#### [EXERCISE AIM]
Report how many lines in the records hold the string "value"; give the number and nothing else.

#### [A block of data]
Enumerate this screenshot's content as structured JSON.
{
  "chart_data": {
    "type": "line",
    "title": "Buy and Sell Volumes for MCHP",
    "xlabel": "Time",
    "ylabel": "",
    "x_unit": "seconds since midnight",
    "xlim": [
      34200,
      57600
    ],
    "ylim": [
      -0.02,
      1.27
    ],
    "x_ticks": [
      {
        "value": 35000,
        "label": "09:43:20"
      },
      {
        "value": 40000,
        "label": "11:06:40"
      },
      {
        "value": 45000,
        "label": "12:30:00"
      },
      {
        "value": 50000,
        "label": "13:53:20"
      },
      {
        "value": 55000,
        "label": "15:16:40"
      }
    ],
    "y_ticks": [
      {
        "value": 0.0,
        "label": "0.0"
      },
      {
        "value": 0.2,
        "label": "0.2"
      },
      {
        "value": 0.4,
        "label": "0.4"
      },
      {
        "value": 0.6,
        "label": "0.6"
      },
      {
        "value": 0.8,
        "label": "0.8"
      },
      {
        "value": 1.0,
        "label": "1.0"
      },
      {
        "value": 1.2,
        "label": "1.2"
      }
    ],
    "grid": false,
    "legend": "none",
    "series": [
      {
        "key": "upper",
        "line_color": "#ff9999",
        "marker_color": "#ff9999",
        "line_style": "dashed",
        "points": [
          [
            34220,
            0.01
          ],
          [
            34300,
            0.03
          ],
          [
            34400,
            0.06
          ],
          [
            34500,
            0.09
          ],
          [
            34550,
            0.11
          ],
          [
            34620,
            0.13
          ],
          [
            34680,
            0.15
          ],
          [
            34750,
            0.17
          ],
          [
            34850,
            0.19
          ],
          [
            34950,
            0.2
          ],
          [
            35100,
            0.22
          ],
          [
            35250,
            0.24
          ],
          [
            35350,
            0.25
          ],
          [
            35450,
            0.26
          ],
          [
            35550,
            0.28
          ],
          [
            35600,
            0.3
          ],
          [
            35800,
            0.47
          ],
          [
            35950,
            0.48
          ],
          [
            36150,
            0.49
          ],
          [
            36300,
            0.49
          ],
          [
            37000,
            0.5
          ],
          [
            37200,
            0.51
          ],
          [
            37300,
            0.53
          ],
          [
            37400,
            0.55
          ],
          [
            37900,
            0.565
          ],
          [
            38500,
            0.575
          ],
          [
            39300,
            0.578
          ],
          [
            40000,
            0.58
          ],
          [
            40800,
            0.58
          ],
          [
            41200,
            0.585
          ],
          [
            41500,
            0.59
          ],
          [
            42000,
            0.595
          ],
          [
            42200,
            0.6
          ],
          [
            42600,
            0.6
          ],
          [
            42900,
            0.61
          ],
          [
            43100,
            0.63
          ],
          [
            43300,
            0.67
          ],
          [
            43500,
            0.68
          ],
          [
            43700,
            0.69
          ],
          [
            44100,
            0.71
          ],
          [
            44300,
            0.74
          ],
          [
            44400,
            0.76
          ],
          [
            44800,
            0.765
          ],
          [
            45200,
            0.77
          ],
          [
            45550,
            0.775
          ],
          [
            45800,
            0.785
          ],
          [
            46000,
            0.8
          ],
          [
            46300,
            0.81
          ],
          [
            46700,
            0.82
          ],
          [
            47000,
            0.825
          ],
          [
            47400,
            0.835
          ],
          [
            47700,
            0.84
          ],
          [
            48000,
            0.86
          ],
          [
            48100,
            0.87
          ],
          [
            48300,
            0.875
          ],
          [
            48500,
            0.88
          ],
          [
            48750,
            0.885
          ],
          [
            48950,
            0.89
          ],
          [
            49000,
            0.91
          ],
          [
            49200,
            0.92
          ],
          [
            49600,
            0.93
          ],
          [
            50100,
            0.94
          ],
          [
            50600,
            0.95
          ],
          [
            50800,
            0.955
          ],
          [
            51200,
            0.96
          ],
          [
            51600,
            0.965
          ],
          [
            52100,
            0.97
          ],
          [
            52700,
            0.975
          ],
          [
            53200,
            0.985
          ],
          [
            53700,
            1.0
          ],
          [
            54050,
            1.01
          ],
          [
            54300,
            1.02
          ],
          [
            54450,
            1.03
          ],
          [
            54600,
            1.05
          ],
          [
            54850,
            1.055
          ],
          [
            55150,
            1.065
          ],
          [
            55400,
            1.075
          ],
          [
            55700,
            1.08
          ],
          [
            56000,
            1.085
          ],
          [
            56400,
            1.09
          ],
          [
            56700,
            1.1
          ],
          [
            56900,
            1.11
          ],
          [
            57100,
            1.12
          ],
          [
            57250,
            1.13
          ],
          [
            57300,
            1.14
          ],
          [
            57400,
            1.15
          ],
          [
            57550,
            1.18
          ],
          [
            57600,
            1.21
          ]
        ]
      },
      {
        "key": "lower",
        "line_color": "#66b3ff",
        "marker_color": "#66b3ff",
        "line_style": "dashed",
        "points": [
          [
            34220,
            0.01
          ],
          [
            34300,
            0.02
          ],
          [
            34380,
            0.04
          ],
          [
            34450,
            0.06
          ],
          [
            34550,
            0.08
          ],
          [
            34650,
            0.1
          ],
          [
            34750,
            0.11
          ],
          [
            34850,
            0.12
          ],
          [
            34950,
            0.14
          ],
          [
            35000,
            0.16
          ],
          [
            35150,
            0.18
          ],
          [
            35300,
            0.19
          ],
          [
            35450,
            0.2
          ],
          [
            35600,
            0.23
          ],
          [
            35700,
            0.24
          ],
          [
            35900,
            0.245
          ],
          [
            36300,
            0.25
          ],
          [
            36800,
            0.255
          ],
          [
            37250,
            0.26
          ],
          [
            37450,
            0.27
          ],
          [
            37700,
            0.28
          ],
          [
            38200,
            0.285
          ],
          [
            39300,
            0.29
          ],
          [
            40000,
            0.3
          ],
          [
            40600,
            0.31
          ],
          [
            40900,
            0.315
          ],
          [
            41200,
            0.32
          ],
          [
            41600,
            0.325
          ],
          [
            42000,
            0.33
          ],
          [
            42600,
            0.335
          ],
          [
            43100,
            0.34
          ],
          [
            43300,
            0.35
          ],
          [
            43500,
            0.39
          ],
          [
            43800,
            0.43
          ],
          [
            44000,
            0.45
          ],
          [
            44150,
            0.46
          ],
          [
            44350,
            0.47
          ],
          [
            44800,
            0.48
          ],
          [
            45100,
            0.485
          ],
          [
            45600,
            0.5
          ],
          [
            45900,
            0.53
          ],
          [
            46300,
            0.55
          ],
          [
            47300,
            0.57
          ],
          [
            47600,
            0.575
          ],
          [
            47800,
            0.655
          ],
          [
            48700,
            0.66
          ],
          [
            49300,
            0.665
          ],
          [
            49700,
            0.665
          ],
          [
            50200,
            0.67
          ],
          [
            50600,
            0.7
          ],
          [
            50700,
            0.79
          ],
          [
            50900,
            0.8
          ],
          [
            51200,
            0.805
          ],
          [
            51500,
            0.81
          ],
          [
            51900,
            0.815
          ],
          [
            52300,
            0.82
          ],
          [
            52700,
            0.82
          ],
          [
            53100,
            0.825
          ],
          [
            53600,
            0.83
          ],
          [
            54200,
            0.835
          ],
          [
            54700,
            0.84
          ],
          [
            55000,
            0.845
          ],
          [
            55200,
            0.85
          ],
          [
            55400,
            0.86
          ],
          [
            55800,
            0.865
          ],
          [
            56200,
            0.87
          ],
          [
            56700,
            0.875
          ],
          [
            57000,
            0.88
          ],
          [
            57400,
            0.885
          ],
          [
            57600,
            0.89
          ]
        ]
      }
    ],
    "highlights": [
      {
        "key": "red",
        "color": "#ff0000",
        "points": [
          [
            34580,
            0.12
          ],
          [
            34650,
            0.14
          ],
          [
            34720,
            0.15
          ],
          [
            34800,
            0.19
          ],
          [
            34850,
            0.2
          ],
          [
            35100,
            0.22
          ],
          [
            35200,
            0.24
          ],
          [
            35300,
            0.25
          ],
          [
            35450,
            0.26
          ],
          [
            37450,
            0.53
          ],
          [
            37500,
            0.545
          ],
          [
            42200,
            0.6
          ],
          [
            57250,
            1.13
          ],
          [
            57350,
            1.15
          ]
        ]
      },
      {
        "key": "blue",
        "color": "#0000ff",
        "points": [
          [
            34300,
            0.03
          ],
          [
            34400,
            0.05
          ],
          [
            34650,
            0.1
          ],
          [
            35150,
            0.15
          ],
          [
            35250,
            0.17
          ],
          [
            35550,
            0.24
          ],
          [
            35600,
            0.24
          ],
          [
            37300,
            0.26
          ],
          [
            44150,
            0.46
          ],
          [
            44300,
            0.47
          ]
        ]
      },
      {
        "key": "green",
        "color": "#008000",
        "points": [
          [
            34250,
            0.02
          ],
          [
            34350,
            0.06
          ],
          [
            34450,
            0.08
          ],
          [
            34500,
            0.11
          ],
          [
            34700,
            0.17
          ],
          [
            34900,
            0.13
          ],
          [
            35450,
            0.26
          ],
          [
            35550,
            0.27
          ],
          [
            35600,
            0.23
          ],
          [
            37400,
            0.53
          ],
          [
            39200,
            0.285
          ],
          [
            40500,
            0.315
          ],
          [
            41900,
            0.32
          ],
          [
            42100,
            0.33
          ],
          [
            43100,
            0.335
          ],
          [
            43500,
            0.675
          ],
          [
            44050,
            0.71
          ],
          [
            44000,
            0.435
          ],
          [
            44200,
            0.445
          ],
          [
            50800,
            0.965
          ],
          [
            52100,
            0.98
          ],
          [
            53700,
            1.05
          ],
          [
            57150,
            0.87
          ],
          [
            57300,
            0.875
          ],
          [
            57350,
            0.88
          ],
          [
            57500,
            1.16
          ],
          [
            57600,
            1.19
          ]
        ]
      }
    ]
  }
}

#### [EXPECTED OUTPUT]
12